INPUT:
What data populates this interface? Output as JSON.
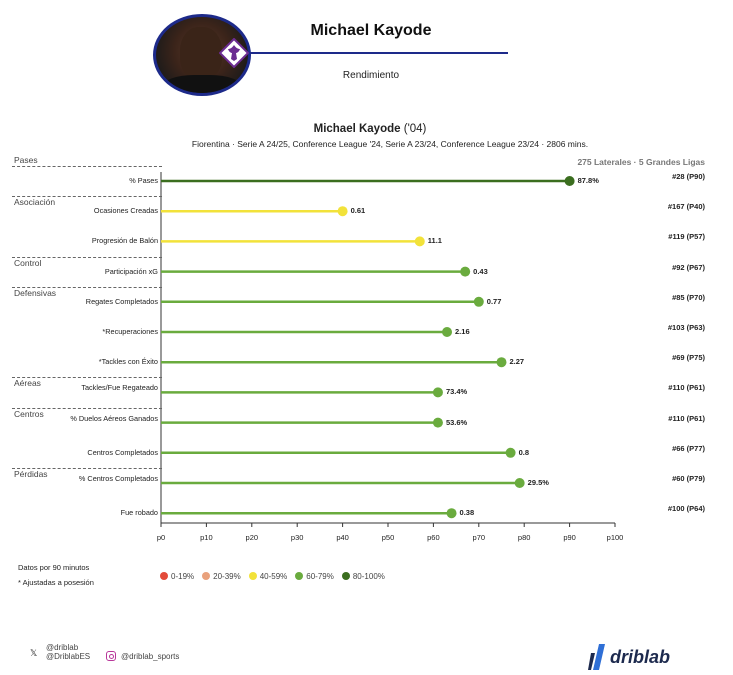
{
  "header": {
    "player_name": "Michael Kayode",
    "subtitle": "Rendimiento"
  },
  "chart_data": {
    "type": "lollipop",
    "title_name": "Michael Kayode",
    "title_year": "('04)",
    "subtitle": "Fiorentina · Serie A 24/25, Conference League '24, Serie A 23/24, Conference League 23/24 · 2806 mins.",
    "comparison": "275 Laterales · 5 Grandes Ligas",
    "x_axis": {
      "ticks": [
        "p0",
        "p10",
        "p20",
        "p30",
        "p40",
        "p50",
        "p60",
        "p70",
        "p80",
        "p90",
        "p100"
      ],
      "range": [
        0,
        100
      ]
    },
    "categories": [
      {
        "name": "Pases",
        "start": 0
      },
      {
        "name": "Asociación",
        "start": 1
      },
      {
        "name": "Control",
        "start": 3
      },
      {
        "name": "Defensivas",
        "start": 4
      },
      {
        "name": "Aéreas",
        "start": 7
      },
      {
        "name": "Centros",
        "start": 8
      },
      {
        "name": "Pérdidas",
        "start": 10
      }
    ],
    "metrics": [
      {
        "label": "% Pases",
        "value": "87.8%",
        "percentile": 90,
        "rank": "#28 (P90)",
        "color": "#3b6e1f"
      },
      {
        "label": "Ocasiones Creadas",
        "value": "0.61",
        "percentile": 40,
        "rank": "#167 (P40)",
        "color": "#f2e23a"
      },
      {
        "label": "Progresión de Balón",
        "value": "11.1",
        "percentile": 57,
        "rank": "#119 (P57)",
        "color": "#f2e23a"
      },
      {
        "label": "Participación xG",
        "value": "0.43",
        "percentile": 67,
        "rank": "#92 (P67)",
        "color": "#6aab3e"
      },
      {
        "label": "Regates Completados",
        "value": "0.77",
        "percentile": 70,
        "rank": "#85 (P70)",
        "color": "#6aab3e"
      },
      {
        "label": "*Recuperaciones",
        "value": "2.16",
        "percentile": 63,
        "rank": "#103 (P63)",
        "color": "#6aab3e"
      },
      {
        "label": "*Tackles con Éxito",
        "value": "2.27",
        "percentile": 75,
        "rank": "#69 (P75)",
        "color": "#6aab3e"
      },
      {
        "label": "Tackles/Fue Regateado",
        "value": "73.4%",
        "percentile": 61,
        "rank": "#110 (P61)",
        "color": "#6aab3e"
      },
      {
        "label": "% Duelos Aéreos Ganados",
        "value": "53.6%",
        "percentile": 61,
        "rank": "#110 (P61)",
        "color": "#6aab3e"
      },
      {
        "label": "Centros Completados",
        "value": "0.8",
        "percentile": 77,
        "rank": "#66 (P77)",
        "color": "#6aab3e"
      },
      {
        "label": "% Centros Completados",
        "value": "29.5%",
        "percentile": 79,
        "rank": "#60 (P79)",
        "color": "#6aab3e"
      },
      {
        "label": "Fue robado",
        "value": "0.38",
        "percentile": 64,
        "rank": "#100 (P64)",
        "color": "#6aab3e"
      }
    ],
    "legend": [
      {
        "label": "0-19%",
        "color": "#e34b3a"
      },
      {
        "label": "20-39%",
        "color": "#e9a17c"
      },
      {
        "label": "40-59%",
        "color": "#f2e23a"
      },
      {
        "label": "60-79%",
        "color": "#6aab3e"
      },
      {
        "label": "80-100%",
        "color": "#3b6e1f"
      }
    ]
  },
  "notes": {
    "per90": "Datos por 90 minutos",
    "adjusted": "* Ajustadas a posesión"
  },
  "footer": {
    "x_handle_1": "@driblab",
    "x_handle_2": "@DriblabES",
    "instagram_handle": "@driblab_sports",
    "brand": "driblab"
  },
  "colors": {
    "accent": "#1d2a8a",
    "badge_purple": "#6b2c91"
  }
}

TASK GOAL: With the pictures left out, transcribe the material exactly.

RIGHT ANSWER:
What data populates this interface? Output as JSON.
{
  "header": {
    "player_name": "Michael Kayode",
    "subtitle": "Rendimiento"
  },
  "chart_data": {
    "type": "lollipop",
    "title_name": "Michael Kayode",
    "title_year": "('04)",
    "subtitle": "Fiorentina · Serie A 24/25, Conference League '24, Serie A 23/24, Conference League 23/24 · 2806 mins.",
    "comparison": "275 Laterales · 5 Grandes Ligas",
    "x_axis": {
      "ticks": [
        "p0",
        "p10",
        "p20",
        "p30",
        "p40",
        "p50",
        "p60",
        "p70",
        "p80",
        "p90",
        "p100"
      ],
      "range": [
        0,
        100
      ]
    },
    "categories": [
      {
        "name": "Pases",
        "start": 0
      },
      {
        "name": "Asociación",
        "start": 1
      },
      {
        "name": "Control",
        "start": 3
      },
      {
        "name": "Defensivas",
        "start": 4
      },
      {
        "name": "Aéreas",
        "start": 7
      },
      {
        "name": "Centros",
        "start": 8
      },
      {
        "name": "Pérdidas",
        "start": 10
      }
    ],
    "metrics": [
      {
        "label": "% Pases",
        "value": "87.8%",
        "percentile": 90,
        "rank": "#28 (P90)",
        "color": "#3b6e1f"
      },
      {
        "label": "Ocasiones Creadas",
        "value": "0.61",
        "percentile": 40,
        "rank": "#167 (P40)",
        "color": "#f2e23a"
      },
      {
        "label": "Progresión de Balón",
        "value": "11.1",
        "percentile": 57,
        "rank": "#119 (P57)",
        "color": "#f2e23a"
      },
      {
        "label": "Participación xG",
        "value": "0.43",
        "percentile": 67,
        "rank": "#92 (P67)",
        "color": "#6aab3e"
      },
      {
        "label": "Regates Completados",
        "value": "0.77",
        "percentile": 70,
        "rank": "#85 (P70)",
        "color": "#6aab3e"
      },
      {
        "label": "*Recuperaciones",
        "value": "2.16",
        "percentile": 63,
        "rank": "#103 (P63)",
        "color": "#6aab3e"
      },
      {
        "label": "*Tackles con Éxito",
        "value": "2.27",
        "percentile": 75,
        "rank": "#69 (P75)",
        "color": "#6aab3e"
      },
      {
        "label": "Tackles/Fue Regateado",
        "value": "73.4%",
        "percentile": 61,
        "rank": "#110 (P61)",
        "color": "#6aab3e"
      },
      {
        "label": "% Duelos Aéreos Ganados",
        "value": "53.6%",
        "percentile": 61,
        "rank": "#110 (P61)",
        "color": "#6aab3e"
      },
      {
        "label": "Centros Completados",
        "value": "0.8",
        "percentile": 77,
        "rank": "#66 (P77)",
        "color": "#6aab3e"
      },
      {
        "label": "% Centros Completados",
        "value": "29.5%",
        "percentile": 79,
        "rank": "#60 (P79)",
        "color": "#6aab3e"
      },
      {
        "label": "Fue robado",
        "value": "0.38",
        "percentile": 64,
        "rank": "#100 (P64)",
        "color": "#6aab3e"
      }
    ],
    "legend": [
      {
        "label": "0-19%",
        "color": "#e34b3a"
      },
      {
        "label": "20-39%",
        "color": "#e9a17c"
      },
      {
        "label": "40-59%",
        "color": "#f2e23a"
      },
      {
        "label": "60-79%",
        "color": "#6aab3e"
      },
      {
        "label": "80-100%",
        "color": "#3b6e1f"
      }
    ]
  },
  "notes": {
    "per90": "Datos por 90 minutos",
    "adjusted": "* Ajustadas a posesión"
  },
  "footer": {
    "x_handle_1": "@driblab",
    "x_handle_2": "@DriblabES",
    "instagram_handle": "@driblab_sports",
    "brand": "driblab"
  },
  "colors": {
    "accent": "#1d2a8a",
    "badge_purple": "#6b2c91"
  }
}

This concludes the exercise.